══ SUPPLIED INFORMATION ══

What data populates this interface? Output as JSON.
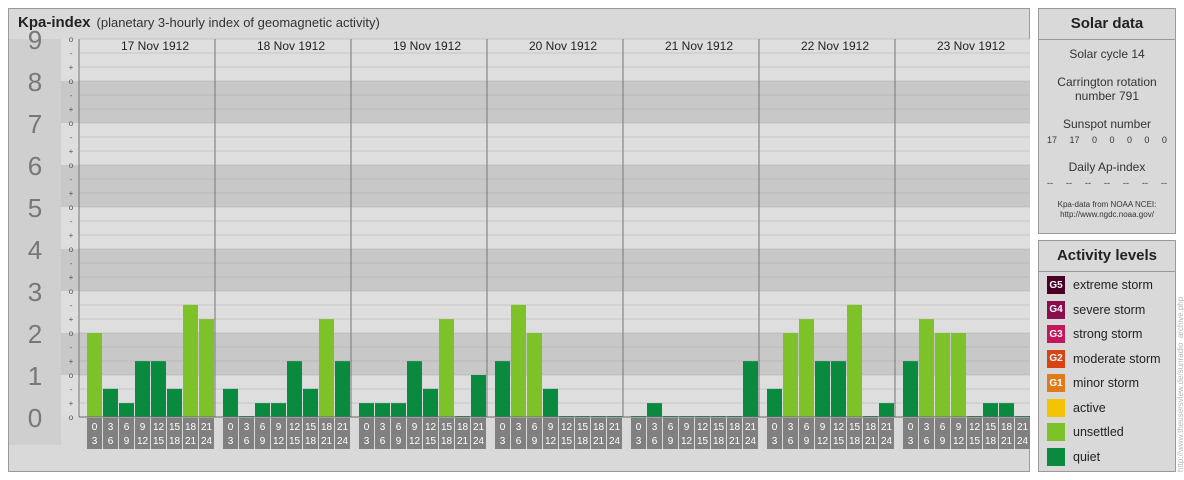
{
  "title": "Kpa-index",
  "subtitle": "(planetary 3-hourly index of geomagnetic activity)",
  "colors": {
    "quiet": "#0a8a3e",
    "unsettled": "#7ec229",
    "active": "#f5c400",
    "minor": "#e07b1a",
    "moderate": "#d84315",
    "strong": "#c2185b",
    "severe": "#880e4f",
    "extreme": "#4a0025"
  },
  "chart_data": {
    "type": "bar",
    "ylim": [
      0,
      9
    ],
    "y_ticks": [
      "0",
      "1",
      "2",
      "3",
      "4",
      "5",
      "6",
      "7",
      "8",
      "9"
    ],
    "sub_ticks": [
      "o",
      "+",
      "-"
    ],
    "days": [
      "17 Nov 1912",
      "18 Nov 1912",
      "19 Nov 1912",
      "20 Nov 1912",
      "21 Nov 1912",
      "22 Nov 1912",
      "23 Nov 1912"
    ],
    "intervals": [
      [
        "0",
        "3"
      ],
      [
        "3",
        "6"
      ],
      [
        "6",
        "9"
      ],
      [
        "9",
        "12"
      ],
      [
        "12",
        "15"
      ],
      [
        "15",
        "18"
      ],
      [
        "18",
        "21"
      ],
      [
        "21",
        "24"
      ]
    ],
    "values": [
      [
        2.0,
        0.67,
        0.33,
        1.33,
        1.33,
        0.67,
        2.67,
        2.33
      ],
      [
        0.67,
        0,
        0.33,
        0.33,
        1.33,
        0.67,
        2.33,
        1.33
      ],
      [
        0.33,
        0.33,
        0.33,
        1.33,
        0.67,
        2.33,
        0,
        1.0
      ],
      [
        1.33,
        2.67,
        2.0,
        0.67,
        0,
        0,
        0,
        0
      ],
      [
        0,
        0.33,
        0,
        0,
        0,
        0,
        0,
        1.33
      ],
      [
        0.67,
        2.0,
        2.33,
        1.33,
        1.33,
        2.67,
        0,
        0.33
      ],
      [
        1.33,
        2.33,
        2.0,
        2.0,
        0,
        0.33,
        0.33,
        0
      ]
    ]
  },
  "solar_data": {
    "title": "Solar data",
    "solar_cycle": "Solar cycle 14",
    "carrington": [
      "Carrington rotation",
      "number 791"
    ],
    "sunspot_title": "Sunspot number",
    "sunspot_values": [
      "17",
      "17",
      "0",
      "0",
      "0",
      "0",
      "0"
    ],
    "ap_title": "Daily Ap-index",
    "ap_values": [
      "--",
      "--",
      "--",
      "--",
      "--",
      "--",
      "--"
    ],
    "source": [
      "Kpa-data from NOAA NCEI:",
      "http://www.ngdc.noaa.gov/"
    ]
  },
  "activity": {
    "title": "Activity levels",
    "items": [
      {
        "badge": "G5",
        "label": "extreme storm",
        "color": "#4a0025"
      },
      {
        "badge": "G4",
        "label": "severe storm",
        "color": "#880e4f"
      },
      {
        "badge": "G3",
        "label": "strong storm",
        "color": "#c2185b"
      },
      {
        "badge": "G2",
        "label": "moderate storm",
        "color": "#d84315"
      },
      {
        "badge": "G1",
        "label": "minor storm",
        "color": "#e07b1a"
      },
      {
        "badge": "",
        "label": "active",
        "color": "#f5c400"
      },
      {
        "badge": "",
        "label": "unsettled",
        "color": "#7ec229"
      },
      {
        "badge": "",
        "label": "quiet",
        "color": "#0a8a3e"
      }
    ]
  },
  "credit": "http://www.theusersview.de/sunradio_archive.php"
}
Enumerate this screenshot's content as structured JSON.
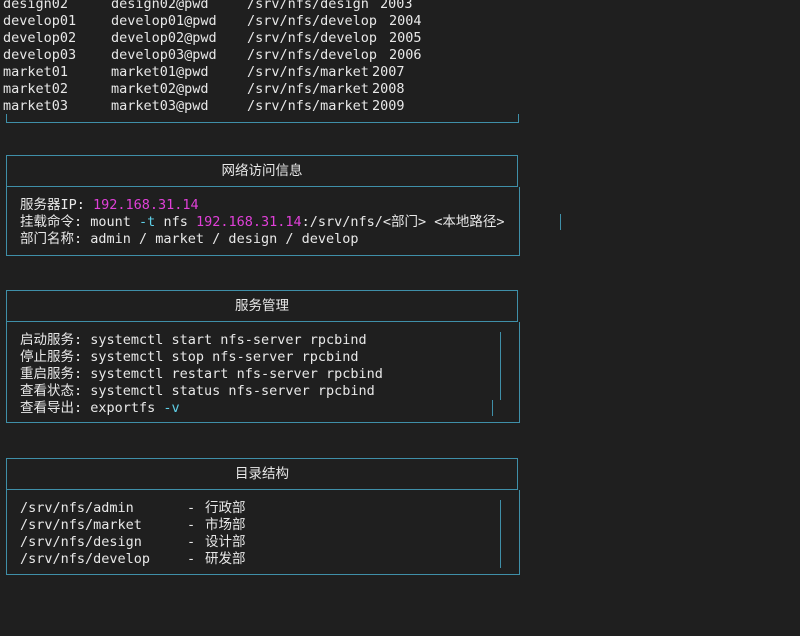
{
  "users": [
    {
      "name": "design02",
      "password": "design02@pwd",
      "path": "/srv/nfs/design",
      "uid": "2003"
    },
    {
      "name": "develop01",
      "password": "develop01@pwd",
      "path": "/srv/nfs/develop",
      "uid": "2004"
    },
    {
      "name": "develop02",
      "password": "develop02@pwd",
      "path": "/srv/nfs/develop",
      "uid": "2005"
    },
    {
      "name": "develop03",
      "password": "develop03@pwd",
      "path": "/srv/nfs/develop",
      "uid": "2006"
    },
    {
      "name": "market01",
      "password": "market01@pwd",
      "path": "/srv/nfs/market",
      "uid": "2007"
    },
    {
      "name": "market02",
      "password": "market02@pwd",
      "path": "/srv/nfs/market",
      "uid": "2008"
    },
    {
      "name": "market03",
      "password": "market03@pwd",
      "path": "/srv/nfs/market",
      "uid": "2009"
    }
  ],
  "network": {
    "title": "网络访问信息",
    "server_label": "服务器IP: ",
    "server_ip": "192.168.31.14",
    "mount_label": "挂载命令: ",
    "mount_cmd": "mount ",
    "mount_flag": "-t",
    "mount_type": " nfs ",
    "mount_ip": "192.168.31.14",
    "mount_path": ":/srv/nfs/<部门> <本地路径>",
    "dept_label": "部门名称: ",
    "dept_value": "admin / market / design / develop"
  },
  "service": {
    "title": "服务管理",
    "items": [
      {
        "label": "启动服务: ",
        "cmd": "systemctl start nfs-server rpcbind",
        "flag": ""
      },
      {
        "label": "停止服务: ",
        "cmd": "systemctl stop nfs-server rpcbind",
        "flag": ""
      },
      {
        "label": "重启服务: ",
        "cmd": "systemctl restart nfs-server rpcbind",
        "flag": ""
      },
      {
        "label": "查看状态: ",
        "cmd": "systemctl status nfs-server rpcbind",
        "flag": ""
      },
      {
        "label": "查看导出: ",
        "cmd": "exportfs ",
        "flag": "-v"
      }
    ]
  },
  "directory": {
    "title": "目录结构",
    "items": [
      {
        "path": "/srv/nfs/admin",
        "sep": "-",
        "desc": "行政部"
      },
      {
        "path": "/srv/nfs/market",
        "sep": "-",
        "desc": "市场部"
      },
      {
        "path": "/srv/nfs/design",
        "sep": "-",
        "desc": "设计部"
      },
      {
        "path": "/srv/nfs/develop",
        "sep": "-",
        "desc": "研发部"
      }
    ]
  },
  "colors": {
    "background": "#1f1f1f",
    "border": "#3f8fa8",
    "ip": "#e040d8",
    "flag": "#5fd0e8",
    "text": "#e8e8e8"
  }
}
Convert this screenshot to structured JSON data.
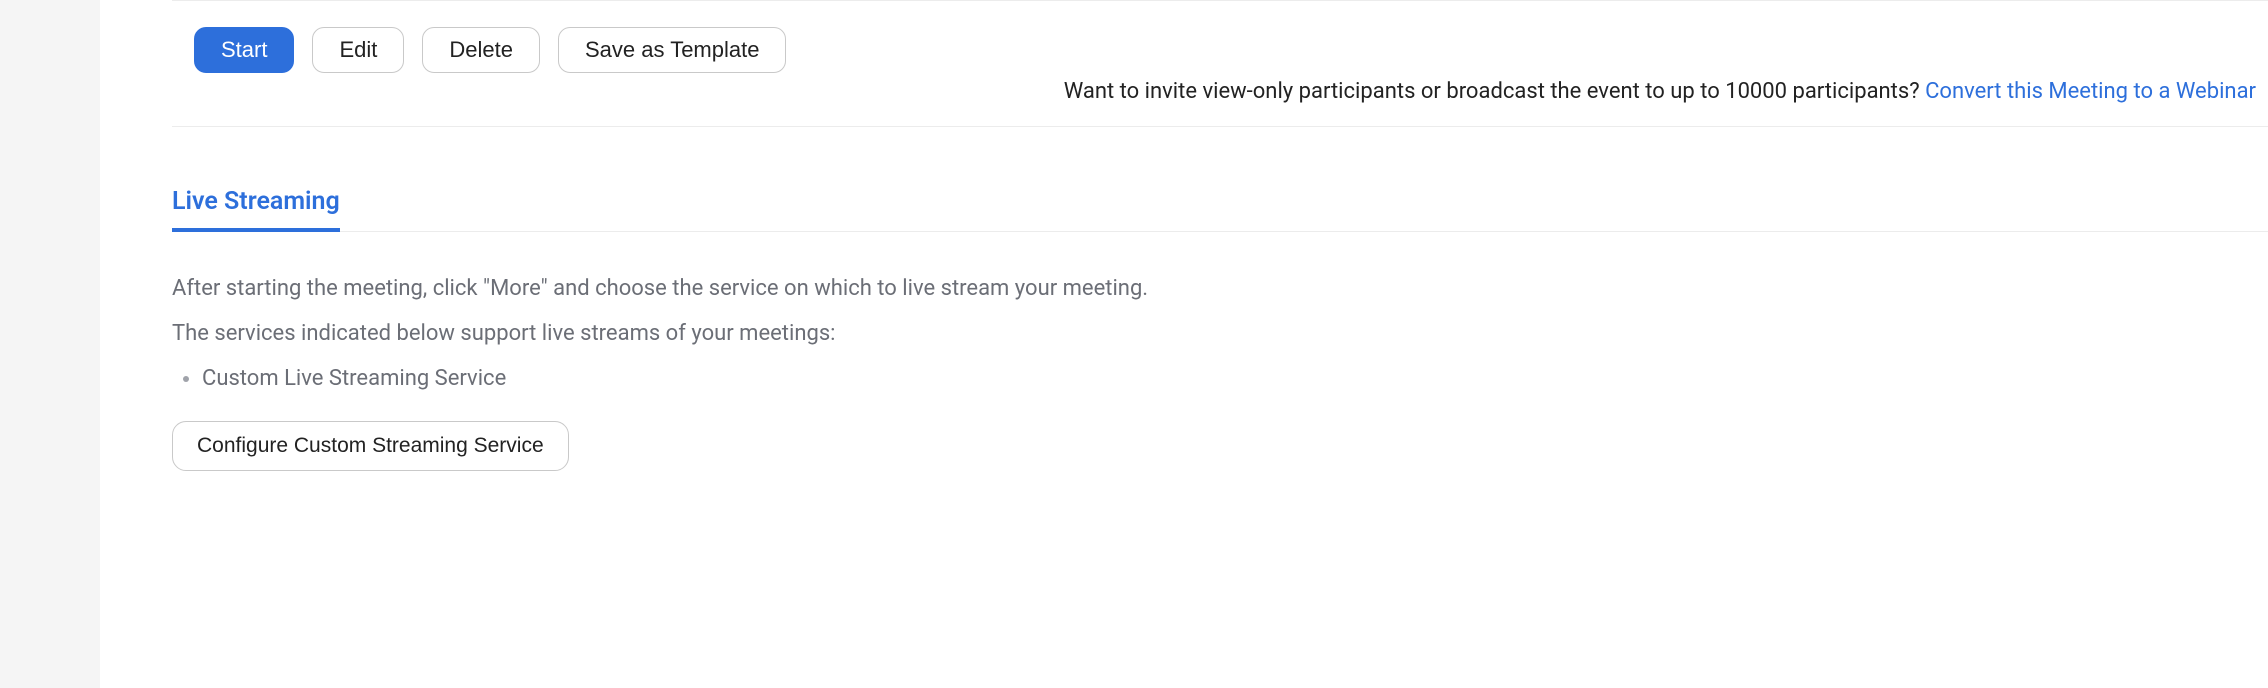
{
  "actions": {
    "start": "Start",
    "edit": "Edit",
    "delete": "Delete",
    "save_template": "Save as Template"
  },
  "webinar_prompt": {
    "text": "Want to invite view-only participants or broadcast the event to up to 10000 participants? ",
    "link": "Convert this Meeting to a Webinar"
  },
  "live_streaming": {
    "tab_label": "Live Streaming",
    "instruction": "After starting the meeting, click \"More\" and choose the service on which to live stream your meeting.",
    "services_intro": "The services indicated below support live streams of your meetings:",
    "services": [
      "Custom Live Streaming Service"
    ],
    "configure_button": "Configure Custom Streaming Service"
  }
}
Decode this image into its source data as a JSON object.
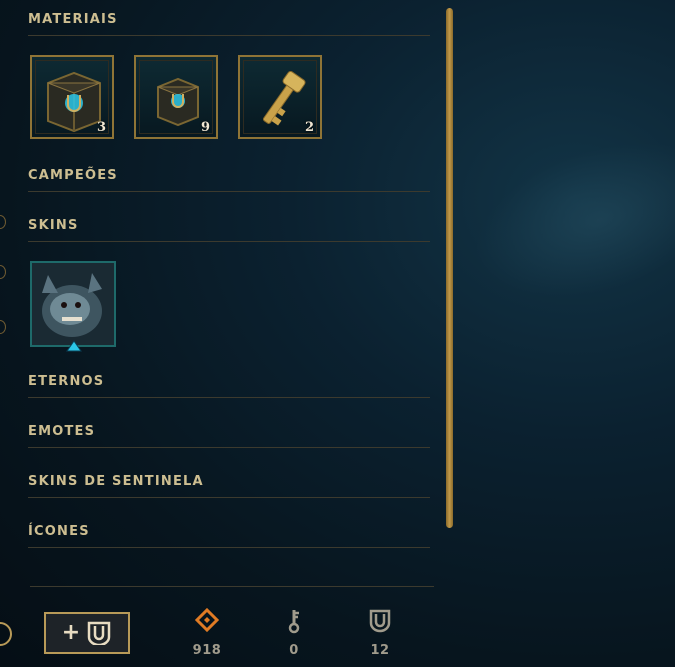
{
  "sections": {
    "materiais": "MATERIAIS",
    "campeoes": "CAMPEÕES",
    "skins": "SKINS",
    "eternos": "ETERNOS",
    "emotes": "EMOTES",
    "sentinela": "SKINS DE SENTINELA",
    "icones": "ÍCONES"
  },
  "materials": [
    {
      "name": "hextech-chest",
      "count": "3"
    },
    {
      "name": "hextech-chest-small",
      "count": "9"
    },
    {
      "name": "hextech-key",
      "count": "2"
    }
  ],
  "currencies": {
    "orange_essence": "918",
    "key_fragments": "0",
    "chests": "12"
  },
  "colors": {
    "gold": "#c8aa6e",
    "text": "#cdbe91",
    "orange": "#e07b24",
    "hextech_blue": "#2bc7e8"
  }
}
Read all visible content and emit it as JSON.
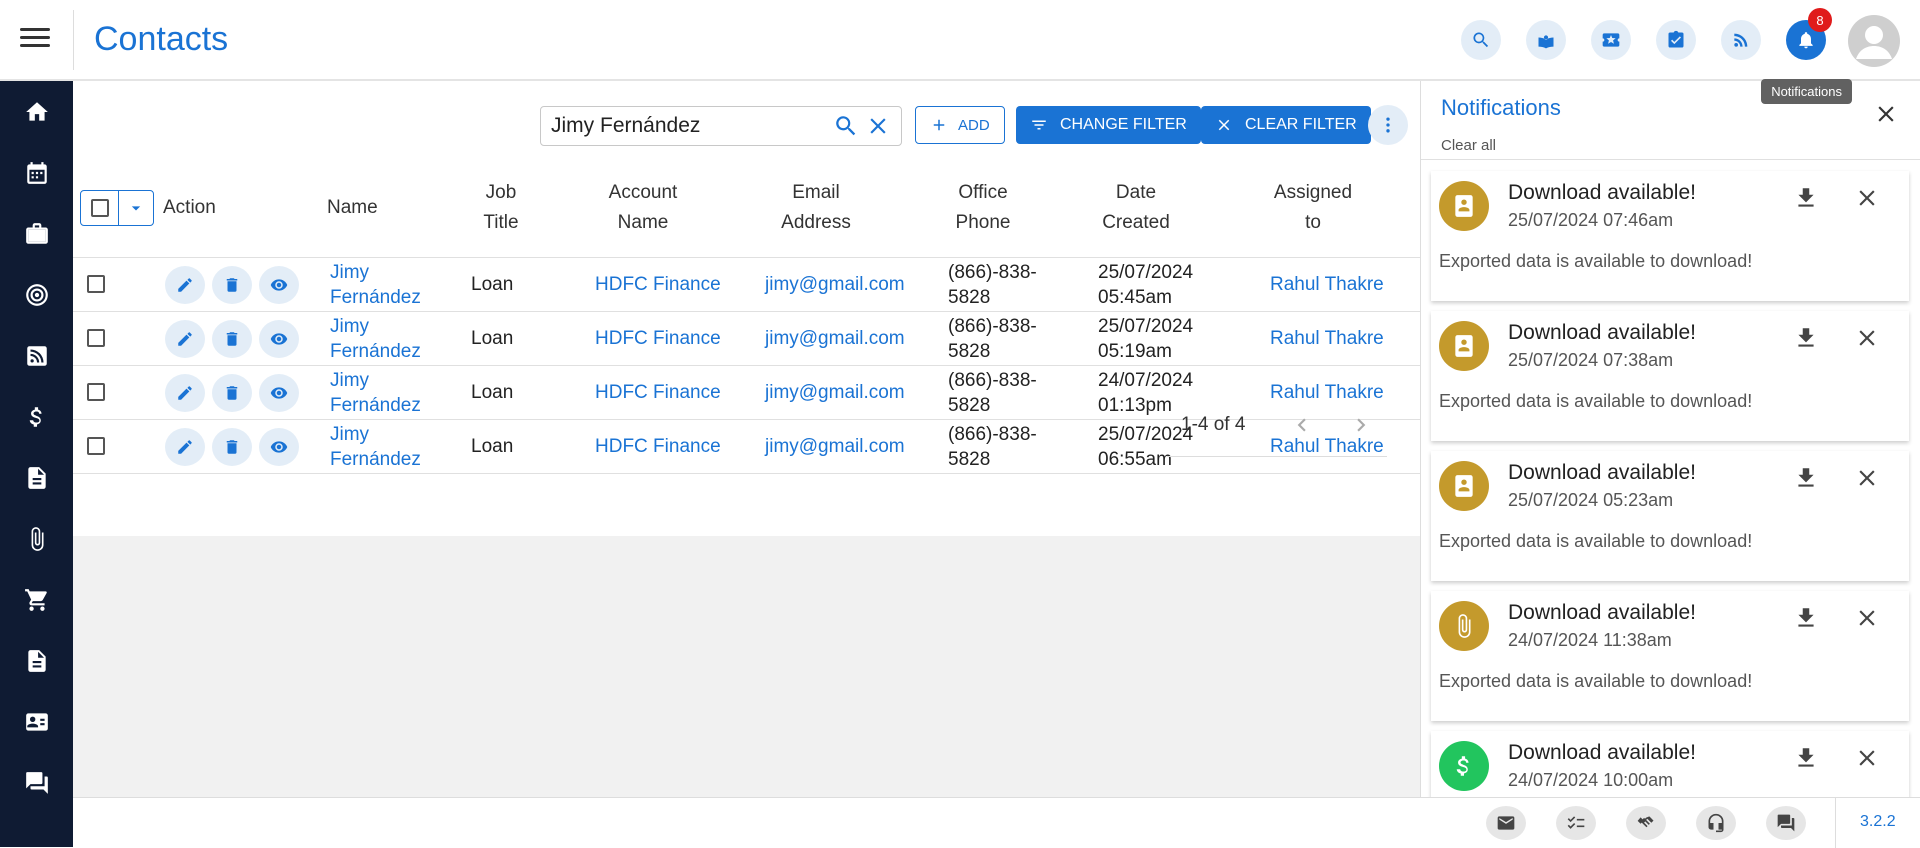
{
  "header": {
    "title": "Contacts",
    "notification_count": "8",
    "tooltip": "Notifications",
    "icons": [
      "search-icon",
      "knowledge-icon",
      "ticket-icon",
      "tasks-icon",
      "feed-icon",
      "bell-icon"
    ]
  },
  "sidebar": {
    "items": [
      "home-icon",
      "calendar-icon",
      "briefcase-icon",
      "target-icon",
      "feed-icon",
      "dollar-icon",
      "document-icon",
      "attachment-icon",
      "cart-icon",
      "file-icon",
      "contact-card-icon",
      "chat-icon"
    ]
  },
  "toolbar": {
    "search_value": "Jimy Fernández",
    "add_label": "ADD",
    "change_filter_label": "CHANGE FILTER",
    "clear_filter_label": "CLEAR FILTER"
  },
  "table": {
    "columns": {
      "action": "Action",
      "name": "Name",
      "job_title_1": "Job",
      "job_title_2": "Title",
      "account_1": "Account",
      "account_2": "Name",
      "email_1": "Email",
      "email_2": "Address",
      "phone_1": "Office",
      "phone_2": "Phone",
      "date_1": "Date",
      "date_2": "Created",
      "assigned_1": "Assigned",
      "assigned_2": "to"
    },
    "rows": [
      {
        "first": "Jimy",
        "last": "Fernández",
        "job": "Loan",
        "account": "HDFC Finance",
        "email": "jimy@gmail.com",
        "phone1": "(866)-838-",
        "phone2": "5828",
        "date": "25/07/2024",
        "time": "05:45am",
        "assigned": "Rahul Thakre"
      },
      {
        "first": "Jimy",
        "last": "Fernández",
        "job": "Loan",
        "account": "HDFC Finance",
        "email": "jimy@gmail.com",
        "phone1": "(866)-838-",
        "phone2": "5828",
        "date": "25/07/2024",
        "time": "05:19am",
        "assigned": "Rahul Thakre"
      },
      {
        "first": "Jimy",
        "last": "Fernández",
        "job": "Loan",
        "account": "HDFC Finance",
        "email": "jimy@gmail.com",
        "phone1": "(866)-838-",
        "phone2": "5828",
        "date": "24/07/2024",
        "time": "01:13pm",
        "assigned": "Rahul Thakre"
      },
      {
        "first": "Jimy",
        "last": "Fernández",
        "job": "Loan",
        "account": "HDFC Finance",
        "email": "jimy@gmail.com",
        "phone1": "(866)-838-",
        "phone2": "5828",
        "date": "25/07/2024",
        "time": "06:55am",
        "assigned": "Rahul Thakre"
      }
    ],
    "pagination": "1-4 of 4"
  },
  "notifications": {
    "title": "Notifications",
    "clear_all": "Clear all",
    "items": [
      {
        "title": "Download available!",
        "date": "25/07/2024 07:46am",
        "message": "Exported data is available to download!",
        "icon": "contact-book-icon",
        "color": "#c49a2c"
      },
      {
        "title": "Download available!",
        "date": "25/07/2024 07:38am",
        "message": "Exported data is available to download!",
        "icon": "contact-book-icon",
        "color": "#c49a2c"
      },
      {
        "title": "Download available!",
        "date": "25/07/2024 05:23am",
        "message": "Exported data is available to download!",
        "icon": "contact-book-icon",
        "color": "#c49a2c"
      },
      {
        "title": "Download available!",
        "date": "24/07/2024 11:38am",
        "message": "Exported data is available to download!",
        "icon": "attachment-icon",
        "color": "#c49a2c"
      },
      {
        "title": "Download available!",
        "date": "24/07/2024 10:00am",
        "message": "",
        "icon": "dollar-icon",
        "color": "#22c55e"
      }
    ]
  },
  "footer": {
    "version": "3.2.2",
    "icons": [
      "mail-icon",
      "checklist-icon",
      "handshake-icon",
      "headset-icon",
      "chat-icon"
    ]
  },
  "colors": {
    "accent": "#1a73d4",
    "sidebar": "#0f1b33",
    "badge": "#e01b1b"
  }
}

═══

SHORT TASK –
From the listing above, copy every line that holds the string "password".

SOLUTION BELOW –
      "password": "design02@pwd",
      "password": "develop01@pwd",
      "password": "develop02@pwd",
      "password": "develop03@pwd",
      "password": "market01@pwd",
      "password": "market02@pwd",
      "password": "market03@pwd",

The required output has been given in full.